Given data |
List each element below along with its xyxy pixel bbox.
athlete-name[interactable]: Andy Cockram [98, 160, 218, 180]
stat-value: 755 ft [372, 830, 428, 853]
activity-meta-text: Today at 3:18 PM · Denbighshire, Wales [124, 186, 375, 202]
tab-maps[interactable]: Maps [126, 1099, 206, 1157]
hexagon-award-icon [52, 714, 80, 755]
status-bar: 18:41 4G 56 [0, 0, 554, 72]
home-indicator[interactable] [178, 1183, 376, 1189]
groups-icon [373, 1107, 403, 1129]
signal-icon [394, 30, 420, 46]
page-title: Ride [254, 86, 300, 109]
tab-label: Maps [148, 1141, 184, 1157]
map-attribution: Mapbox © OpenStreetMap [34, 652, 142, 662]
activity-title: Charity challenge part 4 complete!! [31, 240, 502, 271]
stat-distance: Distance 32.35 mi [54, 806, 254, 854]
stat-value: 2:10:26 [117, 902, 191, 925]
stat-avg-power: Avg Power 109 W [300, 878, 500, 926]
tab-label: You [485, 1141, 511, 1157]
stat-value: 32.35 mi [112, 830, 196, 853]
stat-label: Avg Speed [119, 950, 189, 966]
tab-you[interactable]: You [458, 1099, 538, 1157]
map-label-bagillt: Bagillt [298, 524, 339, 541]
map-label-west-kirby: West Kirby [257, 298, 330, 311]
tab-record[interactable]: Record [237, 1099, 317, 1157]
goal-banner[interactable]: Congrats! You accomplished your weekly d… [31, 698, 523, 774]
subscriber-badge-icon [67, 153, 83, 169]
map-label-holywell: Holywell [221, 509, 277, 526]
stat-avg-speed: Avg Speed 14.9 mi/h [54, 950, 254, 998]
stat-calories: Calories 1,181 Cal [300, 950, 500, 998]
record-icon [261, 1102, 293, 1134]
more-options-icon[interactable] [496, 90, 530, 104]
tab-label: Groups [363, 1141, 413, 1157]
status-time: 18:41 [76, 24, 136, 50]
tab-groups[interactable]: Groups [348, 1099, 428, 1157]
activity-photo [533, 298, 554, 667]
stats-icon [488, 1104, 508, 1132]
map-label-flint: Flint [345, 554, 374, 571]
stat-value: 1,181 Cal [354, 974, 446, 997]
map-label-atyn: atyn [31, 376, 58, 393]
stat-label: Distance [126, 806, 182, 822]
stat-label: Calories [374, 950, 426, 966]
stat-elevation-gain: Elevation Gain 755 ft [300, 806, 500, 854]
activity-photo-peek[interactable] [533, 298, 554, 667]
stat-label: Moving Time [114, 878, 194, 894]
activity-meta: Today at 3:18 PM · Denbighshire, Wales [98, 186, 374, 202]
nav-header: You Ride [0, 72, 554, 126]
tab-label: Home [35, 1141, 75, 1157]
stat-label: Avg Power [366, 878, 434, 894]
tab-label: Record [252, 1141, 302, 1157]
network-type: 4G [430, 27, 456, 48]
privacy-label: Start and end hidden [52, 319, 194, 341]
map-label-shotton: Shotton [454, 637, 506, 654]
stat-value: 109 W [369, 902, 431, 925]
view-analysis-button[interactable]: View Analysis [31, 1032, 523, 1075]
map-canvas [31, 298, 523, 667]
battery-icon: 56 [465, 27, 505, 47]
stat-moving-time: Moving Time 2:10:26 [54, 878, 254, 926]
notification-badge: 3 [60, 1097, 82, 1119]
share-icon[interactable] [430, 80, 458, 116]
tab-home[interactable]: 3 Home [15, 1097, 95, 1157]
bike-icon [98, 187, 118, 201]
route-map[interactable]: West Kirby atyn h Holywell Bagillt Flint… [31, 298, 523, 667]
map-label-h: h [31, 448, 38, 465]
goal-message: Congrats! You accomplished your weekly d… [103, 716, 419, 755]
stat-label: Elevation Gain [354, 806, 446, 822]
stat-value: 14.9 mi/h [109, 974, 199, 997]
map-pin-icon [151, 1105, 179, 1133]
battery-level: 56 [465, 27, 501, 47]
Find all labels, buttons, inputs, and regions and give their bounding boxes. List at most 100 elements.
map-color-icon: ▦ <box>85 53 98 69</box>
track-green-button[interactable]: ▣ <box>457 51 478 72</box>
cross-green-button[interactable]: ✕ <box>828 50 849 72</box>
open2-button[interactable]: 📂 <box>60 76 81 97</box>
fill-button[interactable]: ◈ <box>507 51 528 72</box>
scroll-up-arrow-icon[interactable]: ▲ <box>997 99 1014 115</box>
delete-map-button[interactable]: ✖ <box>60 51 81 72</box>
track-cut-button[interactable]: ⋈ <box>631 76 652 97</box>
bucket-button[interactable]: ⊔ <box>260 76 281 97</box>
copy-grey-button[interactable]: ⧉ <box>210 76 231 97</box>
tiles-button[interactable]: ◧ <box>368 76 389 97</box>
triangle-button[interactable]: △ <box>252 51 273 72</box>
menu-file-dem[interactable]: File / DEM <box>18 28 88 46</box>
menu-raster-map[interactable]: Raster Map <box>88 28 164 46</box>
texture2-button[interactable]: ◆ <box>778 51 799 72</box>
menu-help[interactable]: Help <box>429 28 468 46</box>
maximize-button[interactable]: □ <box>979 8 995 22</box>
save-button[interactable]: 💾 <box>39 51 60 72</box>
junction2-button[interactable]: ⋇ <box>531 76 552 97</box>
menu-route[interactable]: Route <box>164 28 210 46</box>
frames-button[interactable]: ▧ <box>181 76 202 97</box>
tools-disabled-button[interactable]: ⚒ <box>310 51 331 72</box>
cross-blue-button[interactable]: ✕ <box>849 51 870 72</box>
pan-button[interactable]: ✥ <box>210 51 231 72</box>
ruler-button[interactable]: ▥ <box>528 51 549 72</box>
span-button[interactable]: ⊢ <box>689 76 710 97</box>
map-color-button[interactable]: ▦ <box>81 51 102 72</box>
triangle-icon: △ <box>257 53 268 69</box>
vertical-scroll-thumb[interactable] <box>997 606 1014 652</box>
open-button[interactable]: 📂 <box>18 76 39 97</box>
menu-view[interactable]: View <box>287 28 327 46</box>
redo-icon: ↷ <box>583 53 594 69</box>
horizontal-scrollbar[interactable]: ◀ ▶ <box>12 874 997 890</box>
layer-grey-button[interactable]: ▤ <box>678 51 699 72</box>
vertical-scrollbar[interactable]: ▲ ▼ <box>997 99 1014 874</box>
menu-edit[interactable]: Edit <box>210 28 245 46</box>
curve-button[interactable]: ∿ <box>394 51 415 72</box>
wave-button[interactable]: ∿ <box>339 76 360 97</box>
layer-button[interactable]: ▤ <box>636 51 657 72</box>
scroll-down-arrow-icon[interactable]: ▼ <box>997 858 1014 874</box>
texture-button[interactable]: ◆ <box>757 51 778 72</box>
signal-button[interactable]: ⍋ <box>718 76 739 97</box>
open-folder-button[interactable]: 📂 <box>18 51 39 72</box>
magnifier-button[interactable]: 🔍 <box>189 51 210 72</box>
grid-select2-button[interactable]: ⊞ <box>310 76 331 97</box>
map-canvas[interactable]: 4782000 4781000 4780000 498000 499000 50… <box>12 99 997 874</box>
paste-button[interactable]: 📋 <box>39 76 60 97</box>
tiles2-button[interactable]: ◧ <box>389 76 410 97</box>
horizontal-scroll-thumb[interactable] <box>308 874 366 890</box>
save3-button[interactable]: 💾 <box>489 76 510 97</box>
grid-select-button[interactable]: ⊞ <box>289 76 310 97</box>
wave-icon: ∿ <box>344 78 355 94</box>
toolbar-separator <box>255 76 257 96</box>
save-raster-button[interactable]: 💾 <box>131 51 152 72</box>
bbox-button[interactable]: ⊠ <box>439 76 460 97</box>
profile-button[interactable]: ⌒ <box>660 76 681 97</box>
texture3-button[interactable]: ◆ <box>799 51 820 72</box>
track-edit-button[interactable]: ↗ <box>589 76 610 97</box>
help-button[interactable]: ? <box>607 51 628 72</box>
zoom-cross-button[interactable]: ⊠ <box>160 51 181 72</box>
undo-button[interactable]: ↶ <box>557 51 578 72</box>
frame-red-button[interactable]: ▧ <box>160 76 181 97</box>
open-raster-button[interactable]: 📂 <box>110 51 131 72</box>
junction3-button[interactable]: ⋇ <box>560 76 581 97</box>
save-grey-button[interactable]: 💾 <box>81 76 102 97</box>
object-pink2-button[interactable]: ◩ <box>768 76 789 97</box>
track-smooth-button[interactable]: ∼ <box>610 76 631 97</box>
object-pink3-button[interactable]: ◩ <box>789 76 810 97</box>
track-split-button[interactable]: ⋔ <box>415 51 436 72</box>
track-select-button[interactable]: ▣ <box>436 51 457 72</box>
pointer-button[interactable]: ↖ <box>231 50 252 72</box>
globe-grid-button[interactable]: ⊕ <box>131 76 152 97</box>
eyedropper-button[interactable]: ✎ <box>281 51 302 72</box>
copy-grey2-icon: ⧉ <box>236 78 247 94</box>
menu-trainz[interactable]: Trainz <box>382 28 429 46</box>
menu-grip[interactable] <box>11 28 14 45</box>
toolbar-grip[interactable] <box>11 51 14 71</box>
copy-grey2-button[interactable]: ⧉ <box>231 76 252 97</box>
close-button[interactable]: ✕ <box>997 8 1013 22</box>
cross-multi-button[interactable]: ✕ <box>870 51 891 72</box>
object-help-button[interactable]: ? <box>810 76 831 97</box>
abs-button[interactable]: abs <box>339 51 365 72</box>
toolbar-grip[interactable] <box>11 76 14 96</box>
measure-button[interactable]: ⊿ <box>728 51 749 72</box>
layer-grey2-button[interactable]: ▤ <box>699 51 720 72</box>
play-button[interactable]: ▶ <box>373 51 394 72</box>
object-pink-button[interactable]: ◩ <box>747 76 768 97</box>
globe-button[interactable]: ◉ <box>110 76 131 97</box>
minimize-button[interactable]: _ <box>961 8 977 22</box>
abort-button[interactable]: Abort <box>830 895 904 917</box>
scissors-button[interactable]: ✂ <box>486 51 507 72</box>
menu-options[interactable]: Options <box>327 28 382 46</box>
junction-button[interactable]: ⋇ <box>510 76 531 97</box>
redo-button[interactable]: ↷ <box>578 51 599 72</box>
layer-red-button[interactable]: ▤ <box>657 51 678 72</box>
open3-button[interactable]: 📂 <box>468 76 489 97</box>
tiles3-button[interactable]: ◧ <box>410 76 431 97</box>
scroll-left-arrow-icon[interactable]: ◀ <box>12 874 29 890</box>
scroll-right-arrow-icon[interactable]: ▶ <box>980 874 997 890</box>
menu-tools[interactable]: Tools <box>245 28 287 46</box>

Brief | Reproduce the entries from the beginning through the line containing "signal-icon [394, 30, 420, 46]", substituting "community-icon" for "groups-icon" and keeping everything else the same.

The solution |
List each element below along with its xyxy pixel bbox.
athlete-name[interactable]: Andy Cockram [98, 160, 218, 180]
stat-value: 755 ft [372, 830, 428, 853]
activity-meta-text: Today at 3:18 PM · Denbighshire, Wales [124, 186, 375, 202]
tab-maps[interactable]: Maps [126, 1099, 206, 1157]
hexagon-award-icon [52, 714, 80, 755]
status-bar: 18:41 4G 56 [0, 0, 554, 72]
home-indicator[interactable] [178, 1183, 376, 1189]
community-icon [373, 1107, 403, 1129]
signal-icon [394, 30, 420, 46]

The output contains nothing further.